Task material

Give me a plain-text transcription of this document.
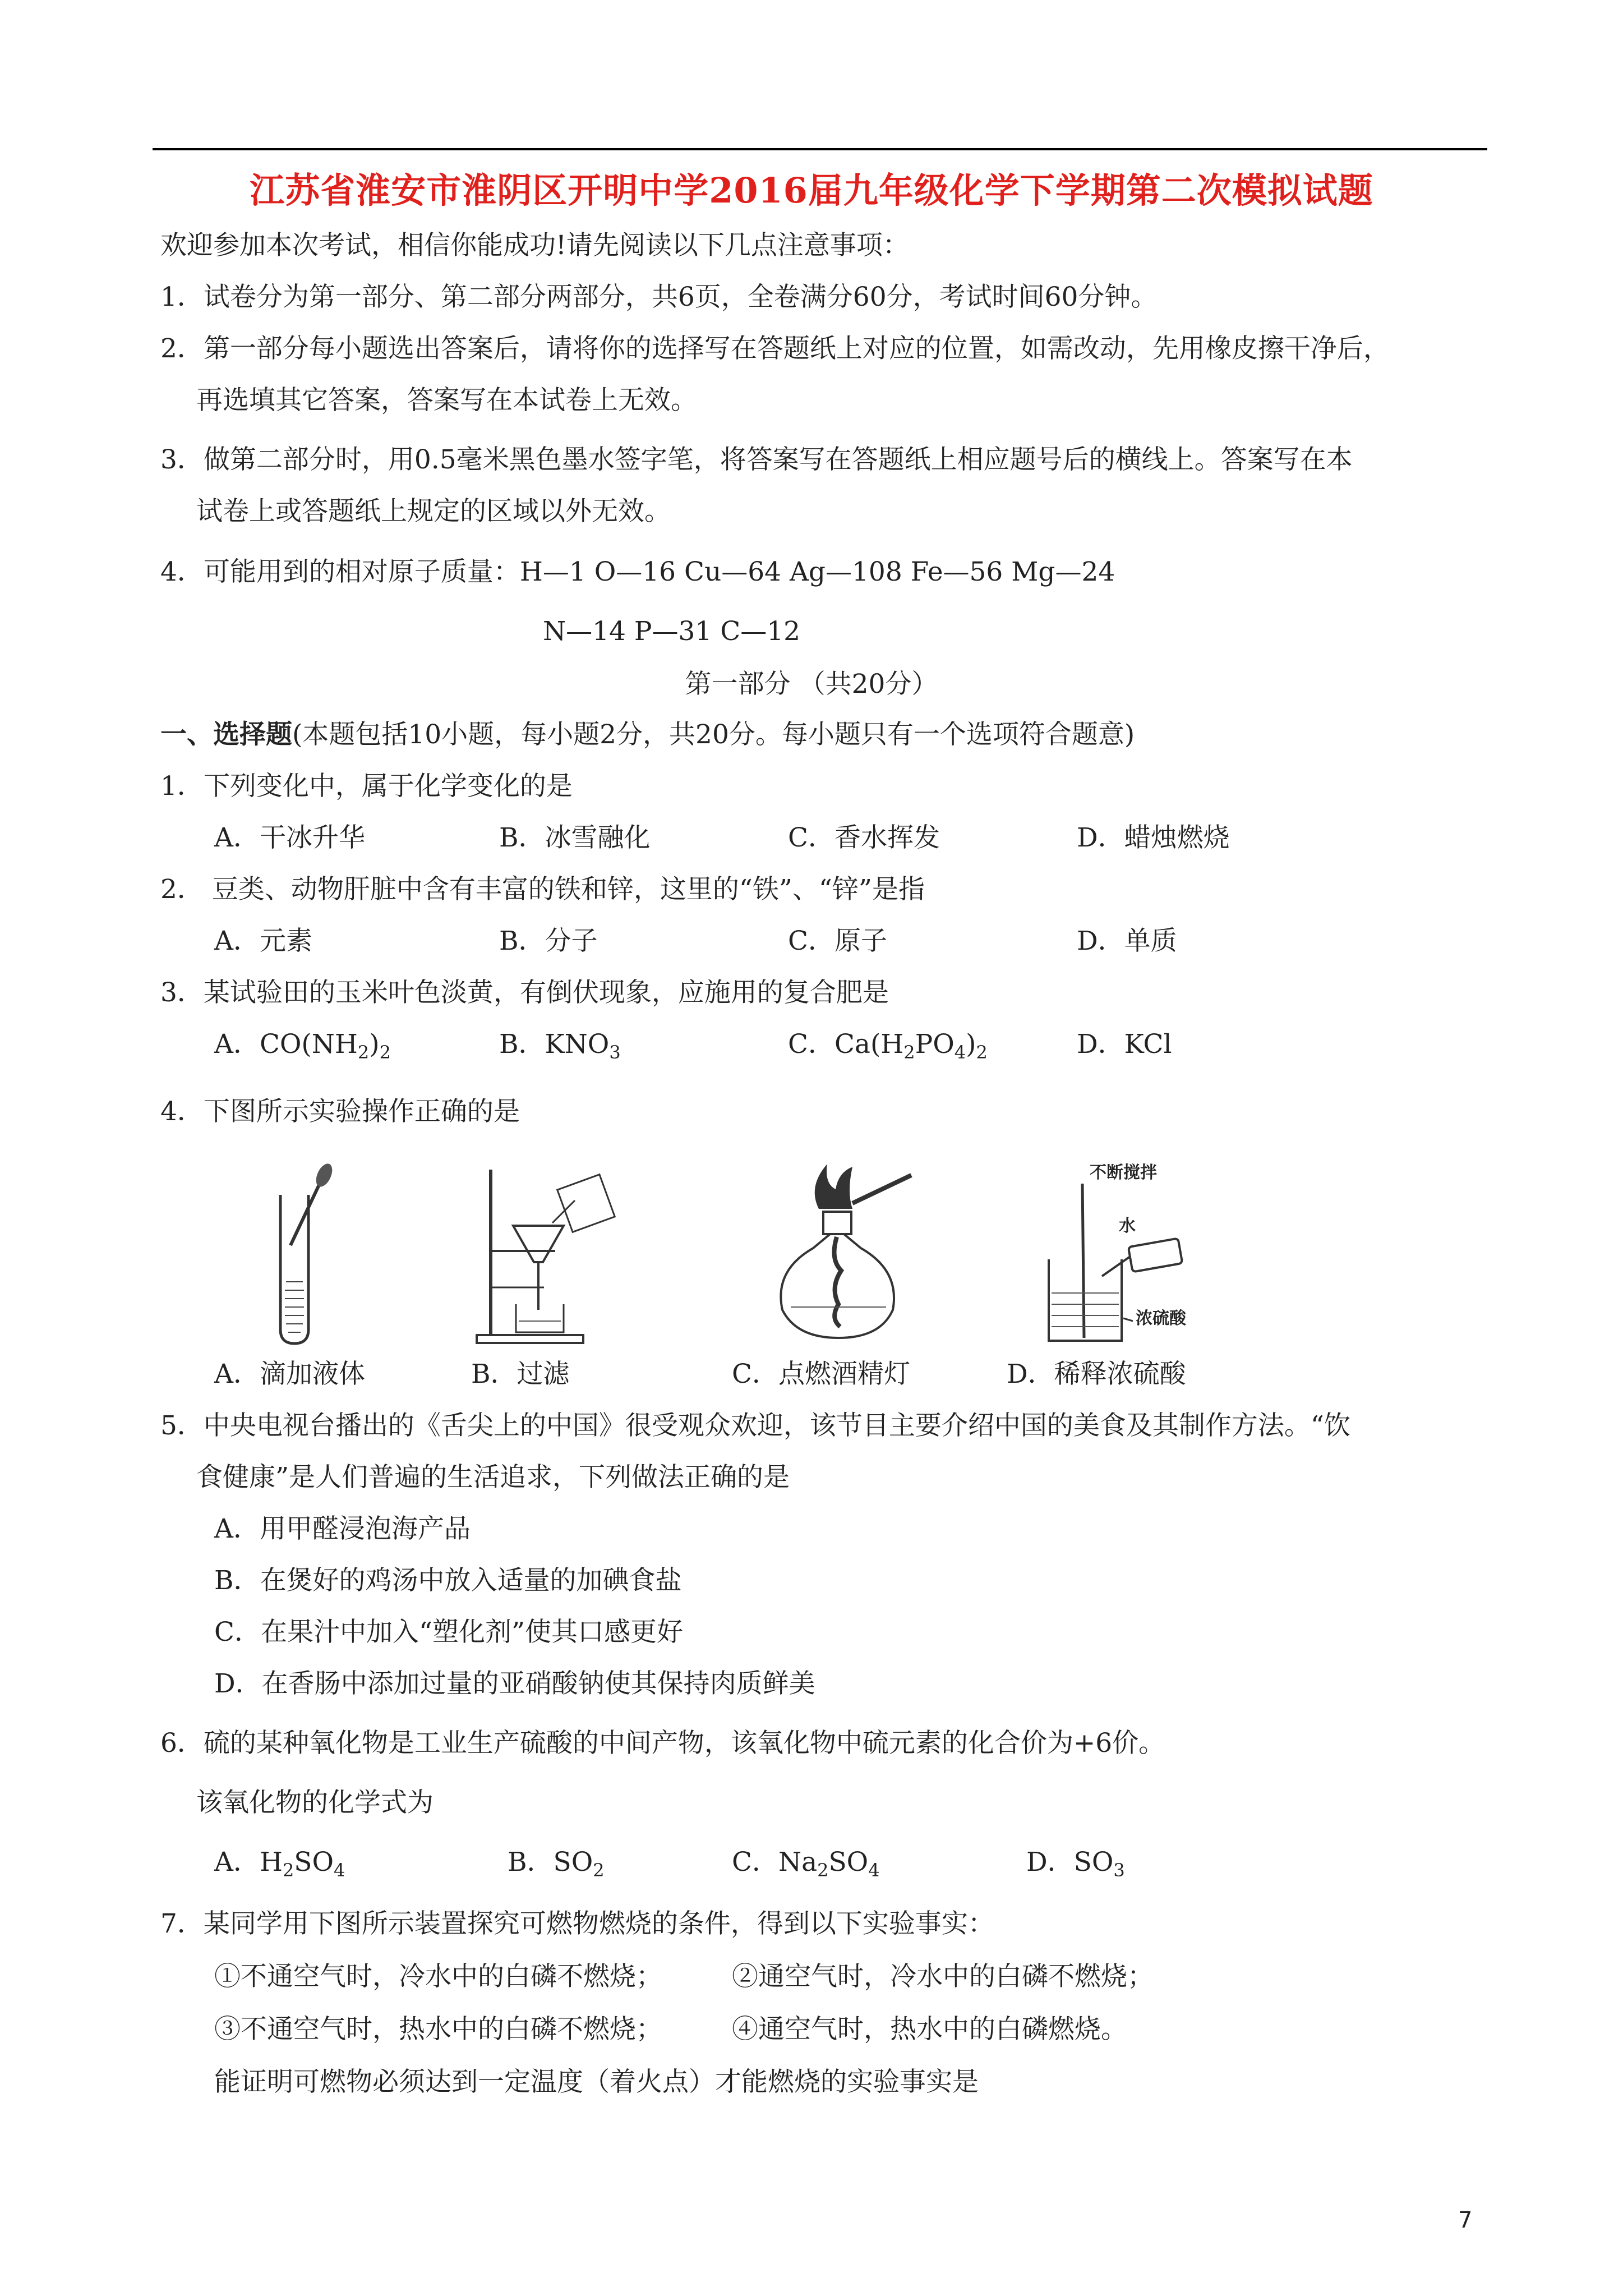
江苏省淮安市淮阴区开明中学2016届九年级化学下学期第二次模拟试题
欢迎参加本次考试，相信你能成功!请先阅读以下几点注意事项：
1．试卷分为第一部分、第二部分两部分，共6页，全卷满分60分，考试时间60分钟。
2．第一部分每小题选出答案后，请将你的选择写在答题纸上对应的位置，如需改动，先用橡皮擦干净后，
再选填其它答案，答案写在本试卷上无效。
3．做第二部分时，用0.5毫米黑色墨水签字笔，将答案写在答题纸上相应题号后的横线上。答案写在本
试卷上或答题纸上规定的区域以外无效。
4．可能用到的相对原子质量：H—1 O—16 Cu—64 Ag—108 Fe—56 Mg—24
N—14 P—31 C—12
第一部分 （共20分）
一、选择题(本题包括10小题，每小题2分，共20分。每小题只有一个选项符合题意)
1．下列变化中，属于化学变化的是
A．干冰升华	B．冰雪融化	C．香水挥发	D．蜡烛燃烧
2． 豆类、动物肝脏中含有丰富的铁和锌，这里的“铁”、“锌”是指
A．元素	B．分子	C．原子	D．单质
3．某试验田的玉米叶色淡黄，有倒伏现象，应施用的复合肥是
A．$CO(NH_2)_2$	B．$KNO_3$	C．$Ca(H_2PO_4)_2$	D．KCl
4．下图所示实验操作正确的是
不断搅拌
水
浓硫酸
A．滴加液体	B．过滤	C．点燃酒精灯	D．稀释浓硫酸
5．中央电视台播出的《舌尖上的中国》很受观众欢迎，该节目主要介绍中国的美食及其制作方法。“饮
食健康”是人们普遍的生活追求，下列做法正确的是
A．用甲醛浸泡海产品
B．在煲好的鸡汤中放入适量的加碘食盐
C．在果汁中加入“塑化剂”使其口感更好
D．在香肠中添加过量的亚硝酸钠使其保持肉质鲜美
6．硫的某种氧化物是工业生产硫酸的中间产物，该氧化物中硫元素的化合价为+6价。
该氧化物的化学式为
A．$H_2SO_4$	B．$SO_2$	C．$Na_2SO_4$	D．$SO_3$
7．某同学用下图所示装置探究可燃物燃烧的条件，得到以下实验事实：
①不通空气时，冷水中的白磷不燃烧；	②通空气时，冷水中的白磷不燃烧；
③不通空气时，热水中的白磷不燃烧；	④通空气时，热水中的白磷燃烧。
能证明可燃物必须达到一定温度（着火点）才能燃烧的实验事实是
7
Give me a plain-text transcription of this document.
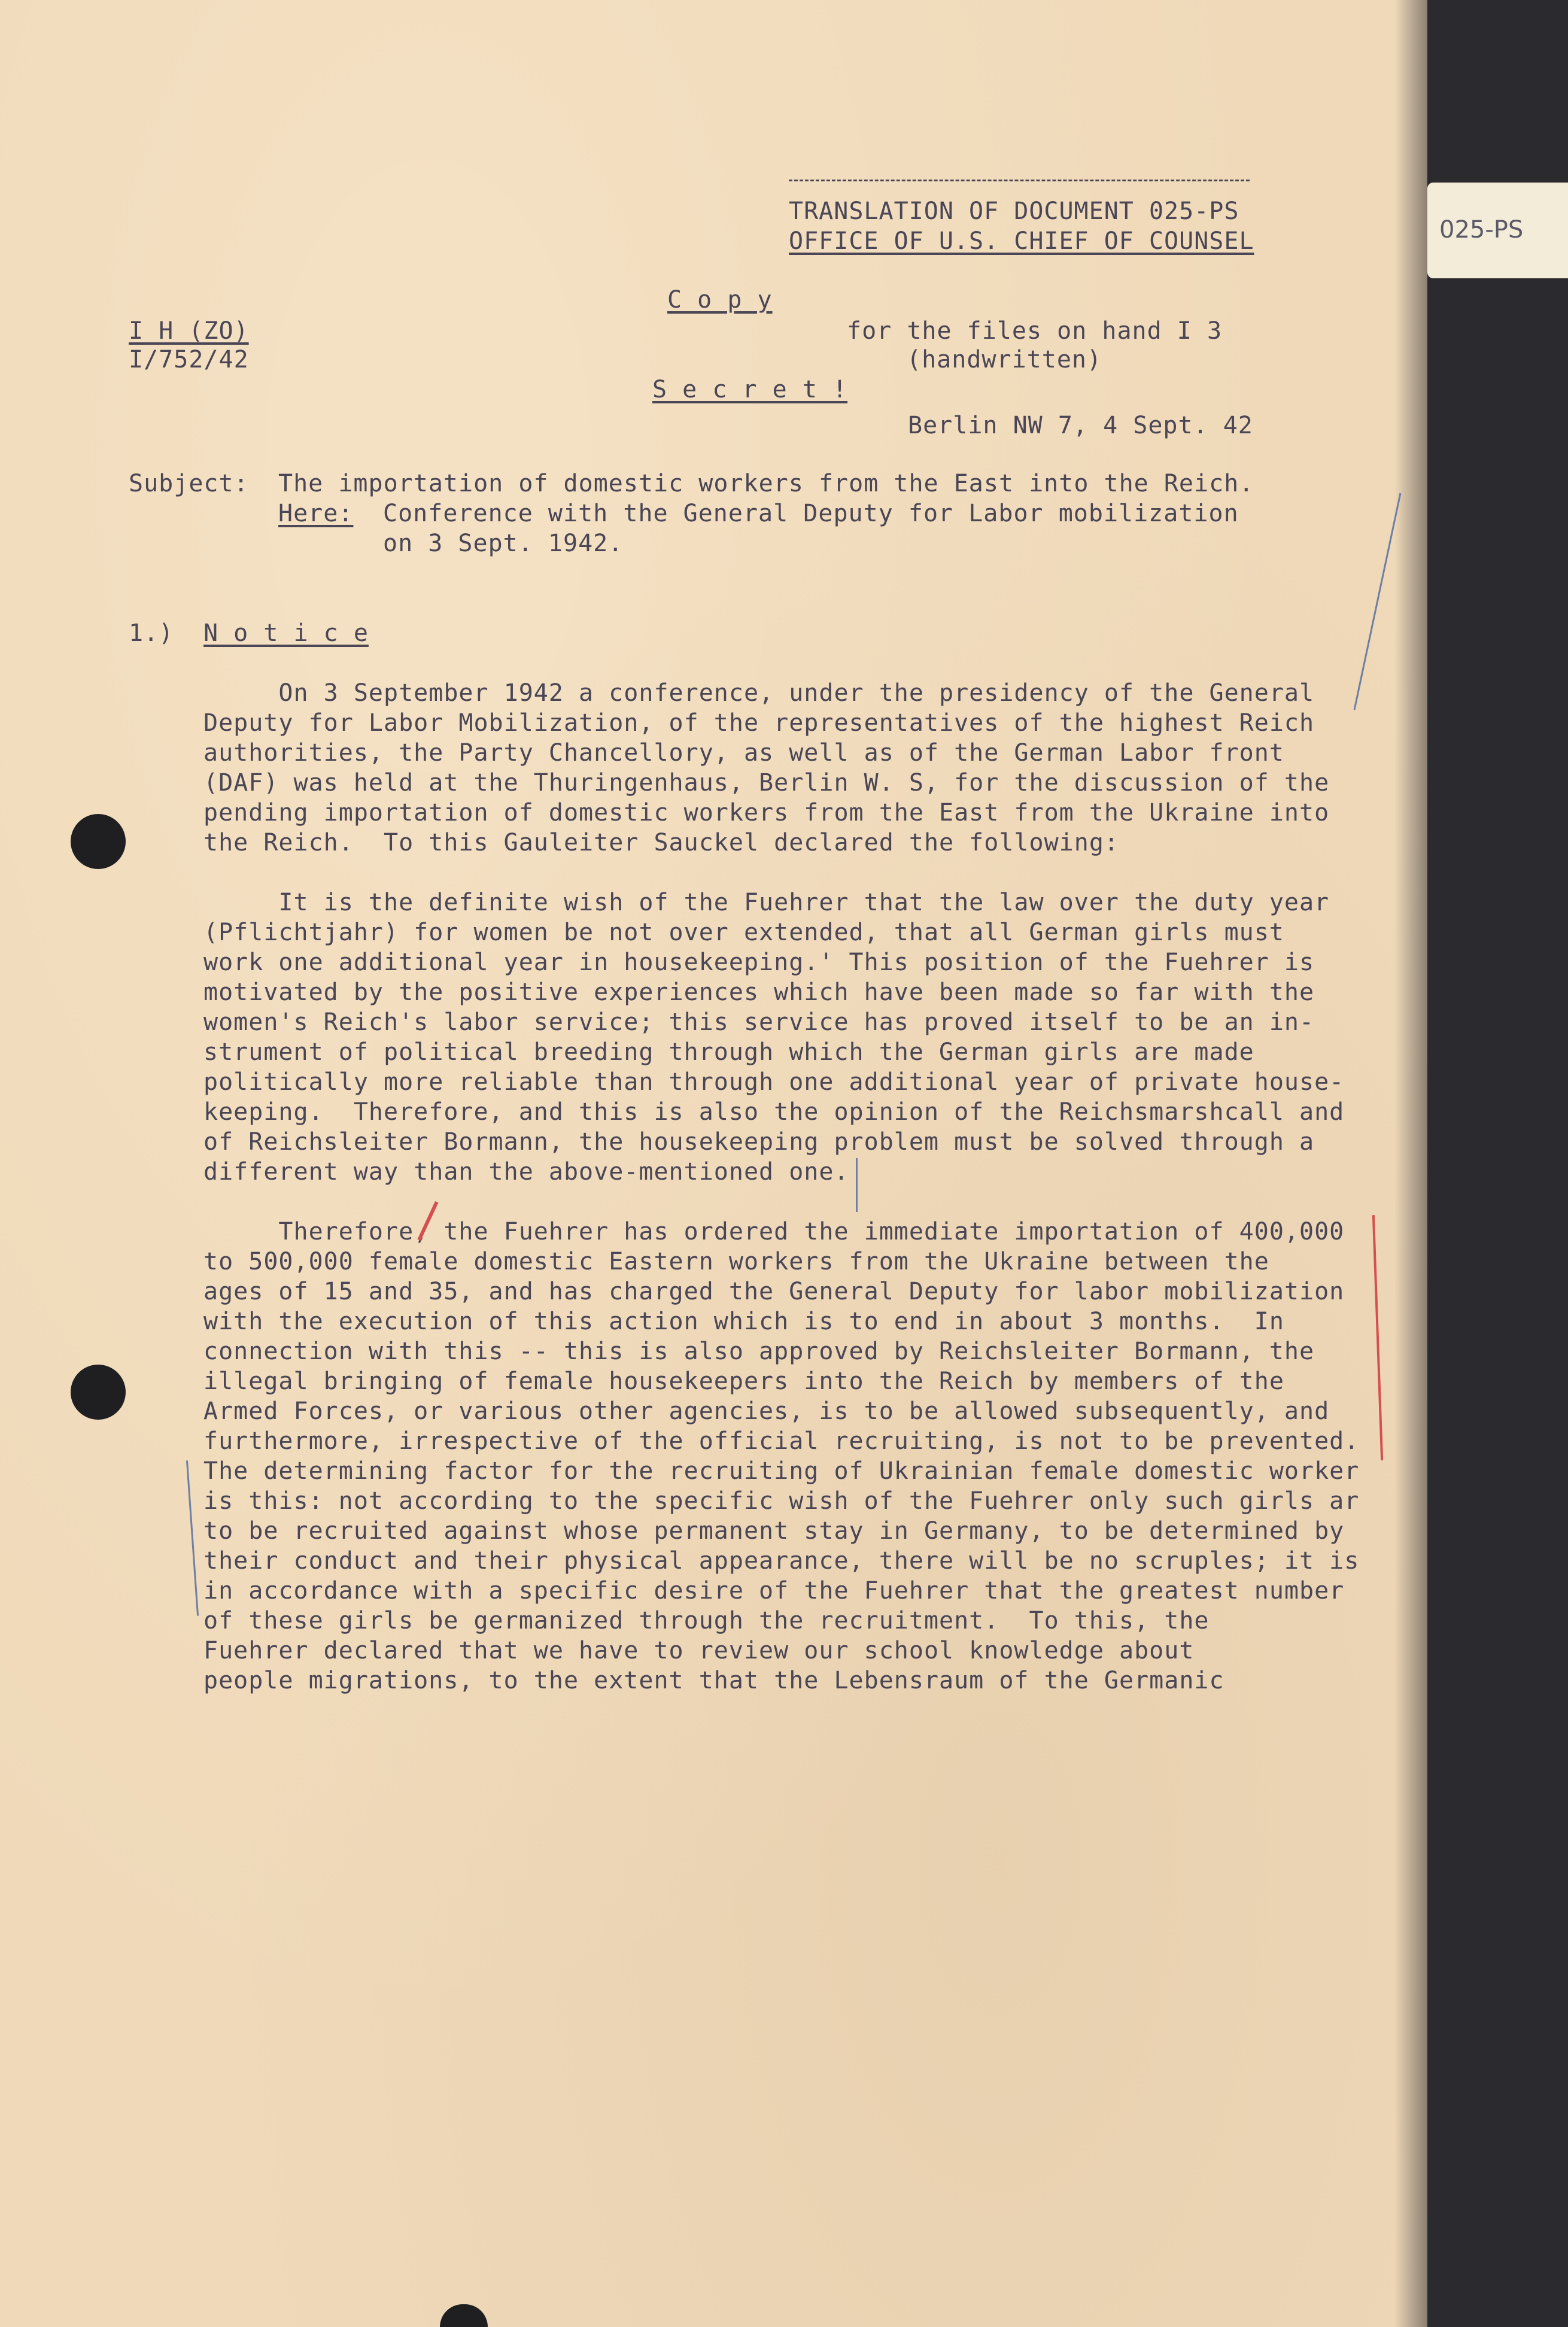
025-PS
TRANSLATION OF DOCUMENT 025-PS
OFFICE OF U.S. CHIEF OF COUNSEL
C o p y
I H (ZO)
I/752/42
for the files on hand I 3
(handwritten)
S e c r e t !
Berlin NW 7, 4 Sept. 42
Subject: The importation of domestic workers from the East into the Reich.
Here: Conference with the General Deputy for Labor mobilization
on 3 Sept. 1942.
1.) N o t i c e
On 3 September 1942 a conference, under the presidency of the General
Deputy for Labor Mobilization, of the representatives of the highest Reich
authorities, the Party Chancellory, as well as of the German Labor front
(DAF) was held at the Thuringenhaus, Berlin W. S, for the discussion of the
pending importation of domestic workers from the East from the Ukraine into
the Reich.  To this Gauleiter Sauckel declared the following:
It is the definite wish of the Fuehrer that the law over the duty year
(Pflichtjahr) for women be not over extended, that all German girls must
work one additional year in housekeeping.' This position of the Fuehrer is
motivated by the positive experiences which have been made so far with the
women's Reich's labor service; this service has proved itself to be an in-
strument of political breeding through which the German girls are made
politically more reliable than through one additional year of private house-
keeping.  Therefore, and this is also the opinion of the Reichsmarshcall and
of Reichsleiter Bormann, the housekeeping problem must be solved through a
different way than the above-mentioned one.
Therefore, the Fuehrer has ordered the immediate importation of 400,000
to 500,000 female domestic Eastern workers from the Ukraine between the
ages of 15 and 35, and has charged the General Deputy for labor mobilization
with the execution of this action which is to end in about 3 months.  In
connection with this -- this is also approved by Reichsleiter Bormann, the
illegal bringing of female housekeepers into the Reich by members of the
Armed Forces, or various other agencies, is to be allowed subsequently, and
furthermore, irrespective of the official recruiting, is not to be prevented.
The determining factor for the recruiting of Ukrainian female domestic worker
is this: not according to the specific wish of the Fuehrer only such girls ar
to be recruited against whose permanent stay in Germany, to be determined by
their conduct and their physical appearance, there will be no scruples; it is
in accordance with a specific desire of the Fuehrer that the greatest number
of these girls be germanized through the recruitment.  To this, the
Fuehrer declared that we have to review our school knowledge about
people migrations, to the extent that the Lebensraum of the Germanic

Task to carry out
Repeat the listing in full and exactly. Do not include any images.

Full output
Give me a plain-text transcription of this document.
江苏省淮安市淮阴区开明中学2016届九年级化学下学期第二次模拟试题
欢迎参加本次考试，相信你能成功!请先阅读以下几点注意事项：
1．试卷分为第一部分、第二部分两部分，共6页，全卷满分60分，考试时间60分钟。
2．第一部分每小题选出答案后，请将你的选择写在答题纸上对应的位置，如需改动，先用橡皮擦干净后，
再选填其它答案，答案写在本试卷上无效。
3．做第二部分时，用0.5毫米黑色墨水签字笔，将答案写在答题纸上相应题号后的横线上。答案写在本
试卷上或答题纸上规定的区域以外无效。
4．可能用到的相对原子质量：H—1 O—16 Cu—64 Ag—108 Fe—56 Mg—24
N—14 P—31 C—12
第一部分 （共20分）
一、选择题(本题包括10小题，每小题2分，共20分。每小题只有一个选项符合题意)
1．下列变化中，属于化学变化的是
A．干冰升华	B．冰雪融化	C．香水挥发	D．蜡烛燃烧
2． 豆类、动物肝脏中含有丰富的铁和锌，这里的“铁”、“锌”是指
A．元素	B．分子	C．原子	D．单质
3．某试验田的玉米叶色淡黄，有倒伏现象，应施用的复合肥是
A．$CO(NH_2)_2$	B．$KNO_3$	C．$Ca(H_2PO_4)_2$	D．KCl
4．下图所示实验操作正确的是
不断搅拌
水
浓硫酸
A．滴加液体	B．过滤	C．点燃酒精灯	D．稀释浓硫酸
5．中央电视台播出的《舌尖上的中国》很受观众欢迎，该节目主要介绍中国的美食及其制作方法。“饮
食健康”是人们普遍的生活追求，下列做法正确的是
A．用甲醛浸泡海产品
B．在煲好的鸡汤中放入适量的加碘食盐
C．在果汁中加入“塑化剂”使其口感更好
D．在香肠中添加过量的亚硝酸钠使其保持肉质鲜美
6．硫的某种氧化物是工业生产硫酸的中间产物，该氧化物中硫元素的化合价为+6价。
该氧化物的化学式为
A．$H_2SO_4$	B．$SO_2$	C．$Na_2SO_4$	D．$SO_3$
7．某同学用下图所示装置探究可燃物燃烧的条件，得到以下实验事实：
①不通空气时，冷水中的白磷不燃烧；	②通空气时，冷水中的白磷不燃烧；
③不通空气时，热水中的白磷不燃烧；	④通空气时，热水中的白磷燃烧。
能证明可燃物必须达到一定温度（着火点）才能燃烧的实验事实是
7
Give me a plain-text transcription of this document.
025-PS
TRANSLATION OF DOCUMENT 025-PS
OFFICE OF U.S. CHIEF OF COUNSEL
C o p y
I H (ZO)
I/752/42
for the files on hand I 3
(handwritten)
S e c r e t !
Berlin NW 7, 4 Sept. 42
Subject: The importation of domestic workers from the East into the Reich.
Here: Conference with the General Deputy for Labor mobilization
on 3 Sept. 1942.
1.) N o t i c e
On 3 September 1942 a conference, under the presidency of the General
Deputy for Labor Mobilization, of the representatives of the highest Reich
authorities, the Party Chancellory, as well as of the German Labor front
(DAF) was held at the Thuringenhaus, Berlin W. S, for the discussion of the
pending importation of domestic workers from the East from the Ukraine into
the Reich.  To this Gauleiter Sauckel declared the following:
It is the definite wish of the Fuehrer that the law over the duty year
(Pflichtjahr) for women be not over extended, that all German girls must
work one additional year in housekeeping.' This position of the Fuehrer is
motivated by the positive experiences which have been made so far with the
women's Reich's labor service; this service has proved itself to be an in-
strument of political breeding through which the German girls are made
politically more reliable than through one additional year of private house-
keeping.  Therefore, and this is also the opinion of the Reichsmarshcall and
of Reichsleiter Bormann, the housekeeping problem must be solved through a
different way than the above-mentioned one.
Therefore, the Fuehrer has ordered the immediate importation of 400,000
to 500,000 female domestic Eastern workers from the Ukraine between the
ages of 15 and 35, and has charged the General Deputy for labor mobilization
with the execution of this action which is to end in about 3 months.  In
connection with this -- this is also approved by Reichsleiter Bormann, the
illegal bringing of female housekeepers into the Reich by members of the
Armed Forces, or various other agencies, is to be allowed subsequently, and
furthermore, irrespective of the official recruiting, is not to be prevented.
The determining factor for the recruiting of Ukrainian female domestic worker
is this: not according to the specific wish of the Fuehrer only such girls ar
to be recruited against whose permanent stay in Germany, to be determined by
their conduct and their physical appearance, there will be no scruples; it is
in accordance with a specific desire of the Fuehrer that the greatest number
of these girls be germanized through the recruitment.  To this, the
Fuehrer declared that we have to review our school knowledge about
people migrations, to the extent that the Lebensraum of the Germanic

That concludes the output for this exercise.